(Dataset rows about figures)
===
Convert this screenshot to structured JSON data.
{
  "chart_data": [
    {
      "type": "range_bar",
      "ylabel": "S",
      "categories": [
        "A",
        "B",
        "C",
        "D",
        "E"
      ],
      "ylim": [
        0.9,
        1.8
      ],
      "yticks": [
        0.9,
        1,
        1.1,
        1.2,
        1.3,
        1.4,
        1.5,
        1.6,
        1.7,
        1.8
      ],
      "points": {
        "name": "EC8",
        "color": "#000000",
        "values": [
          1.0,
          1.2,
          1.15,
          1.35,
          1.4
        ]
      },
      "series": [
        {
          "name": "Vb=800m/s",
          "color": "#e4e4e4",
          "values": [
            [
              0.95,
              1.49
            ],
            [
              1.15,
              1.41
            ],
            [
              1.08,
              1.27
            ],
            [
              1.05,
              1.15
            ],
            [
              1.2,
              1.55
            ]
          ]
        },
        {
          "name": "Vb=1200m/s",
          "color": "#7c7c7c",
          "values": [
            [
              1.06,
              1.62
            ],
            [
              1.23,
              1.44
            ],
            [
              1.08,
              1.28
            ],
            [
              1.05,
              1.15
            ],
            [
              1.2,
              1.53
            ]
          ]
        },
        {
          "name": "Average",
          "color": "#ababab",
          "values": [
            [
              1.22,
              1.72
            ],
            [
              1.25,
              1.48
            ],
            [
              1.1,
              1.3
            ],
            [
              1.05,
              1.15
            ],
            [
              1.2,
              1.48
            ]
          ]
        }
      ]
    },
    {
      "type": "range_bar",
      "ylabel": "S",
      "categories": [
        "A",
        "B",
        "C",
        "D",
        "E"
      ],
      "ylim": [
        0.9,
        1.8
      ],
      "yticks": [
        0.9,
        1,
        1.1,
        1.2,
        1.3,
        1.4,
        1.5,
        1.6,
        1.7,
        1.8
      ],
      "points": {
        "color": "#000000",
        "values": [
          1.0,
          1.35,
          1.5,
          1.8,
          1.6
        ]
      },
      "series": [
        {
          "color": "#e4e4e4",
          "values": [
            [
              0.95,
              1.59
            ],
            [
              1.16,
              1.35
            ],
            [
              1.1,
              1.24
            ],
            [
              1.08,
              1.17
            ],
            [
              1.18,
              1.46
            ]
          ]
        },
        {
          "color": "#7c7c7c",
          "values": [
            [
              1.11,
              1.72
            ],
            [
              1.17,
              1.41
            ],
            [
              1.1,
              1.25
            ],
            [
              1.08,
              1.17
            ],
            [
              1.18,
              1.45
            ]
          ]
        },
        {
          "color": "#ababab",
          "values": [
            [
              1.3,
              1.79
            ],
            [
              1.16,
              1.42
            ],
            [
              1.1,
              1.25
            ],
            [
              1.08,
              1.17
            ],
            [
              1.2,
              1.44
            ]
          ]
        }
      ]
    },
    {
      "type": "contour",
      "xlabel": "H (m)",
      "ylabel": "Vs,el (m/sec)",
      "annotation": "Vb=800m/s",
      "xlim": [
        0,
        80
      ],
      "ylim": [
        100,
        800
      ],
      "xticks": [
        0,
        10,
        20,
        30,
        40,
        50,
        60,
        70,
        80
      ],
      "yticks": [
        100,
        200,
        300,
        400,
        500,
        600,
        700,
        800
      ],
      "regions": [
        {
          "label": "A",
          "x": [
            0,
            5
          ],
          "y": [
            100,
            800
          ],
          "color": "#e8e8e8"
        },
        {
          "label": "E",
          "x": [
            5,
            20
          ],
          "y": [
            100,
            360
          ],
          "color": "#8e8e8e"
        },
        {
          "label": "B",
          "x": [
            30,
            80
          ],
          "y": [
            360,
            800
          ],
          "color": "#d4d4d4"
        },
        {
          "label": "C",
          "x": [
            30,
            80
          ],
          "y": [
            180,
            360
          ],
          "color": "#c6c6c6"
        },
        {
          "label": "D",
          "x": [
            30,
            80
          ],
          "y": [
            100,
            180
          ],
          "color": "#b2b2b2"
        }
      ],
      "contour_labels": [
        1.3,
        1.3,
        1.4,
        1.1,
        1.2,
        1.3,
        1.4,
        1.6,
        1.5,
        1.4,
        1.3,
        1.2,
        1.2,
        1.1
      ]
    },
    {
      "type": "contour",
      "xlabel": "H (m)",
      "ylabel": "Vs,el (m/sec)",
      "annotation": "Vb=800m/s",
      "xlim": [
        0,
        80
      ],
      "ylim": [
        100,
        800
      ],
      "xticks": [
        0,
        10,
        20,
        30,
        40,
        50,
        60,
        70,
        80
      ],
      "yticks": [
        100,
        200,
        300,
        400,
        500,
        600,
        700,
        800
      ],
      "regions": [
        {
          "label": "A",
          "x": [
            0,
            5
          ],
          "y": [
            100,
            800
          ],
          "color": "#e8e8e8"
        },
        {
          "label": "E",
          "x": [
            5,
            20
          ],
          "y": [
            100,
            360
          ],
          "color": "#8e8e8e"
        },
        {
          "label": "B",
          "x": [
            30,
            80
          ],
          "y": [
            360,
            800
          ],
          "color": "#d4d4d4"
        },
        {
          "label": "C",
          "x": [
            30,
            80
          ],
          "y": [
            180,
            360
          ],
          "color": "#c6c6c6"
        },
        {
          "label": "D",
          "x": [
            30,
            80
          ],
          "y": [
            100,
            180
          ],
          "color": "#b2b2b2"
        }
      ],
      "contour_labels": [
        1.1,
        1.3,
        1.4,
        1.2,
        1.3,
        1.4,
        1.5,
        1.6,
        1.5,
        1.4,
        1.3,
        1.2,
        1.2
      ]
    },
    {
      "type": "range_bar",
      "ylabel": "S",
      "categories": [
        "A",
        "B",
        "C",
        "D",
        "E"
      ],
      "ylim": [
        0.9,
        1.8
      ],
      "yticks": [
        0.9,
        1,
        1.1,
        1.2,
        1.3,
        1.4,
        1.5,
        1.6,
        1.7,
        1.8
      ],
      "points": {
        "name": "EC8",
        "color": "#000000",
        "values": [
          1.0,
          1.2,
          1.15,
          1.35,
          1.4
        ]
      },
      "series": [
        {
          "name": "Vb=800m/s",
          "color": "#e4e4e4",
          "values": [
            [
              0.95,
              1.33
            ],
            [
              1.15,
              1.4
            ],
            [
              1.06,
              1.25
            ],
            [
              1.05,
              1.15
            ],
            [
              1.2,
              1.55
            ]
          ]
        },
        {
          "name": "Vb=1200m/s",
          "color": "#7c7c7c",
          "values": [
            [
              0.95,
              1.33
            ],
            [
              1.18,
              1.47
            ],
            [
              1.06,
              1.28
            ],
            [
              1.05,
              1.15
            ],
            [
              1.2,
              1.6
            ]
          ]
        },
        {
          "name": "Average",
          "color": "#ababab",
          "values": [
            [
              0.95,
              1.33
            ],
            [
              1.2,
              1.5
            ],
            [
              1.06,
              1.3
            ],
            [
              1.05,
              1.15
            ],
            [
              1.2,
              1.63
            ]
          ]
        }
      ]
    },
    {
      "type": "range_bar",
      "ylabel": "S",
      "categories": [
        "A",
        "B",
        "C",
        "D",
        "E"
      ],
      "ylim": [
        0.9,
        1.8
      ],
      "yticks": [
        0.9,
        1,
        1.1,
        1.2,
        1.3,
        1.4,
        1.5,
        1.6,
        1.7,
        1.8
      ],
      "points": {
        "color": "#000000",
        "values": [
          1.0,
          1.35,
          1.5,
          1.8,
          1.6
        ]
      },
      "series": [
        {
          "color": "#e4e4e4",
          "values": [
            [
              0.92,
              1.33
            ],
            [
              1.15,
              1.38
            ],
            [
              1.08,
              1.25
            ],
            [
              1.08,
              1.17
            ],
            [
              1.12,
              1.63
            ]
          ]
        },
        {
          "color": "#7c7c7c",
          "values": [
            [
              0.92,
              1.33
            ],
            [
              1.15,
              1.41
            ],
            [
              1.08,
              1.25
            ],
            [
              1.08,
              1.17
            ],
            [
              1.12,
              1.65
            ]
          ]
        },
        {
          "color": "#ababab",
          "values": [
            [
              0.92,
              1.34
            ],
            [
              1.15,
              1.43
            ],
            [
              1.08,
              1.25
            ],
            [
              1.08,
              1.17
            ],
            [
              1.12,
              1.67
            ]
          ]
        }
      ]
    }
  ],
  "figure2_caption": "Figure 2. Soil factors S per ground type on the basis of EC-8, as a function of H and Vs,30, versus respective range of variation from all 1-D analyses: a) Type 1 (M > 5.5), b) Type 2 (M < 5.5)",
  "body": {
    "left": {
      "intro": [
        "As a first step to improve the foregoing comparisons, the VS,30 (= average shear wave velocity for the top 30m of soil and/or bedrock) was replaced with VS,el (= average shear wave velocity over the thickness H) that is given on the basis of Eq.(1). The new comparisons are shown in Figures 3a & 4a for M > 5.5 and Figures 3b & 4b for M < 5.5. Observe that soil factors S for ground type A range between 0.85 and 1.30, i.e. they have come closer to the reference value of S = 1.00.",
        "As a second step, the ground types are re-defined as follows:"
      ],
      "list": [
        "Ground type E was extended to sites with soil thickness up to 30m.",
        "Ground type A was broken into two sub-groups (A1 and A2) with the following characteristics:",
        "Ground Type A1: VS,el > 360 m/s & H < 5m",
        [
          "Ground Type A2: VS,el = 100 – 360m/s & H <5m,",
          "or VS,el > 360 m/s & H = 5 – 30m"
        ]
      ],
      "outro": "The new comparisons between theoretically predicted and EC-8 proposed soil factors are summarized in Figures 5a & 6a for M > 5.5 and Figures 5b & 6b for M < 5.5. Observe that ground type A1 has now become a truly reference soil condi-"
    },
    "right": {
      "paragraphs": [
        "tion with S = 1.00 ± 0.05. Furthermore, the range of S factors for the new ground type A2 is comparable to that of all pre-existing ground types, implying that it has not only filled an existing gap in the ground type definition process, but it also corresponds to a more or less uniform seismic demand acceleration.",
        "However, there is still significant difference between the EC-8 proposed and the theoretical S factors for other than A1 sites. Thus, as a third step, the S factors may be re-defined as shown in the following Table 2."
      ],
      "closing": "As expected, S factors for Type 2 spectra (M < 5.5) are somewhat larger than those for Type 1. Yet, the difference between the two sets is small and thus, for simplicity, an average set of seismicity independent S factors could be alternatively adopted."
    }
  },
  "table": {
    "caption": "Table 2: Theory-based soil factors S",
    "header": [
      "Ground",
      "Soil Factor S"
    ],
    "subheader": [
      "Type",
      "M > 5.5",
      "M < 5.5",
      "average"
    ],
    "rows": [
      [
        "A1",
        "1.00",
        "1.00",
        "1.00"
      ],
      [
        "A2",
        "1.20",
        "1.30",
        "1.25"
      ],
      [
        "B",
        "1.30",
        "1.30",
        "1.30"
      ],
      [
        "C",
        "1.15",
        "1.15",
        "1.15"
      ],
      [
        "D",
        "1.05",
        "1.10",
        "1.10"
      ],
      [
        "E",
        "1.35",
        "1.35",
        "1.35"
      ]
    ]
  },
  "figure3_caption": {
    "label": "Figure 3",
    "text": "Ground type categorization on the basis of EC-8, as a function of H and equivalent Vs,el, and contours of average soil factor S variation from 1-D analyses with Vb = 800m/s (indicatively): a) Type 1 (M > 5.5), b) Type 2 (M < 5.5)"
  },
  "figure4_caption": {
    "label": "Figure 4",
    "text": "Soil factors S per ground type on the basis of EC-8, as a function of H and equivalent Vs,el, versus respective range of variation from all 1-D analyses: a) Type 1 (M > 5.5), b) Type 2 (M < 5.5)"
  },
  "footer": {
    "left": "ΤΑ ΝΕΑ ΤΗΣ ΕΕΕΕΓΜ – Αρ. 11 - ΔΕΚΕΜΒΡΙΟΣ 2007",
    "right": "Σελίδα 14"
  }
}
===
■ WHAT THE TASK REQUIRES
Every line in the data that holds "comparisons" should be copied out.

■ ANSWER TO THE PROBLEM
        "As a first step to improve the foregoing comparisons, the VS,30 (= average shear wave velocity for the top 30m of soil and/or bedrock) was replaced with VS,el (= average shear wave velocity over the thickness H) that is given on the basis of Eq.(1). The new comparisons are shown in Figures 3a & 4a for M > 5.5 and Figures 3b & 4b for M < 5.5. Observe that soil factors S for ground type A range between 0.85 and 1.30, i.e. they have come closer to the reference value of S = 1.00.",
      "outro": "The new comparisons between theoretically predicted and EC-8 proposed soil factors are summarized in Figures 5a & 6a for M > 5.5 and Figures 5b & 6b for M < 5.5. Observe that ground type A1 has now become a truly reference soil condi-"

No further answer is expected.